▶ Travail demandé:
1. Indiquez si chaque affirmation concorde avec la critique, par oui ou par non, en citant les mots de la critique qui tranchent : (a) Le spectacle réunit trois interprètes sur scène. (b) Le thérémine a été inventé dans les années 1950. (c) Le texte de Shakespeare est entièrement conservé dans la représentation.
2. Relevez tous les personnages de la pièce que les interprètes incarnent selon la critique.
3. Recopiez sans rien modifier toute la partie de la critique qui va de « Ici, la boxe » jusqu’à « pleinement sonore. Détonante ! ».

═══ Source ═══

P.O.I.S.O.N

Par Monique Kountangni

Une critique sur le spectacle :
I am not what I am / D’après Othello de William Shakespeare / Conception et mise en scène de Sandro De Feo – Rust Roest Kollectif / La Grange de Dorigny / du 5 au 7 décembre 2019 / Plus d’infos

© Audrey Bersier

Lausanne, La Grange de Dorigny : pendant que les moutons dorment paisiblement à l’extérieur, les mots fusent sur scène. Percutent. Agressent. Désorientent. Violentent et mènent le héros au geste fatal. Trois interprètes, un match de boxe, une inéluctable tragédie et une musique-coup de poing : suave torture !

Je boxe avec les mots martelait en 1998 le groupe de rap français Ärsenik. C’est sur fond de musique électronique pulsée par un thérémine, l’un des plus anciens instruments de musique électronique (son invention date des années 1920), que Sandro De Feo et son équipe s’emparent d’une pièce iconique de Shakespeare, Othello. Dans une interprétation contemporaine et décalée, ils proposent une création originale en transposant l’intrigue et les personnages dans l’univers de la boxe. Audacieux !

Les trois interprètes incarnent ici cinq personnages – Othello, Desdémone, Iago, Cassio et Roderigo. Les transitions à vue, vocales et vestimentaires, instillent parfois, même dans des moments dramatiques et chargés d’émotions violentes, une note ludique, qui illustre l’équilibre fragile du verbe face à la puissance de l’image visuelle. Remarquable !

Débite mes vers sur le beat, le poison coule à flots poursuit Ärsenik dans « Quelques gouttes suffisent ». Force est de constater qu’il ne faut que quelques mots adroitement distillés par Iago, le démoniaque faux honnête homme, pour que la machine de l’amour s’enraye, embarquant Othello et Desdémone vers l’inévitable fin tragique. Machiavélique !

Ici, la boxe est évoquée par le vestiaire, les tenues d’Othello et la veste de Cassio, autre pantin d’Iago. Si le texte de Shakespeare n’apparaît que comme sous-texte, le lexique guerrier de la version originale a été conservé, ce qui intensifie la tension tout au long de la pièce. Les bruitages horripilants auxquels la musique tonitruante emboîte le pas font de cette création une expérience pleinement sonore. Détonante !

═══ Données enregistrées ═══

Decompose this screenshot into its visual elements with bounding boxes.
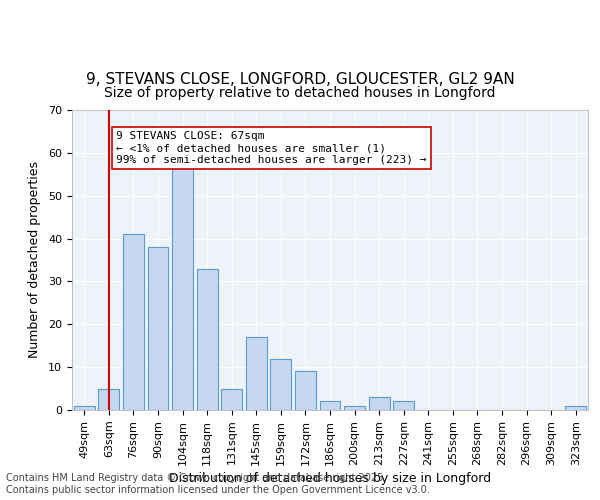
Bar [221,388,242,410]
Bar [344,406,365,410]
Bar [565,406,586,410]
Bar [295,372,316,410]
Bar [123,234,144,410]
Text: 9, STEVANS CLOSE, LONGFORD, GLOUCESTER, GL2 9AN: 9, STEVANS CLOSE, LONGFORD, GLOUCESTER, … [86,72,514,88]
Text: Contains HM Land Registry data © Crown copyright and database right 2025.
Contai: Contains HM Land Registry data © Crown c… [6,474,430,495]
Bar [271,358,292,410]
Bar [368,397,389,410]
Bar [246,337,267,410]
Bar [74,406,95,410]
Bar [148,247,169,410]
Y-axis label: Number of detached properties: Number of detached properties [28,162,41,358]
Bar [98,388,119,410]
Bar [172,166,193,410]
Bar [197,268,218,410]
X-axis label: Distribution of detached houses by size in Longford: Distribution of detached houses by size … [169,472,491,485]
Bar [320,402,340,410]
Text: 9 STEVANS CLOSE: 67sqm
← <1% of detached houses are smaller (1)
99% of semi-deta: 9 STEVANS CLOSE: 67sqm ← <1% of detached… [116,132,427,164]
Bar [393,402,414,410]
Text: Size of property relative to detached houses in Longford: Size of property relative to detached ho… [104,86,496,100]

═══

▶ Corrigé:
1.
(a) Oui : « Les trois interprètes incarnent ici cinq personnages »
(b) Non : « son invention date des années 1920 »
(c) Non : « le texte de Shakespeare n’apparaît que comme sous-texte »

2. Othello, Desdémone, Iago, Cassio, Roderigo

3.
Ici, la boxe est évoquée par le vestiaire, les tenues d’Othello et la veste de Cassio, autre pantin d’Iago. Si le texte de Shakespeare n’apparaît que comme sous-texte, le lexique guerrier de la version originale a été conservé, ce qui intensifie la tension tout au long de la pièce. Les bruitages horripilants auxquels la musique tonitruante emboîte le pas font de cette création une expérience pleinement sonore. Détonante !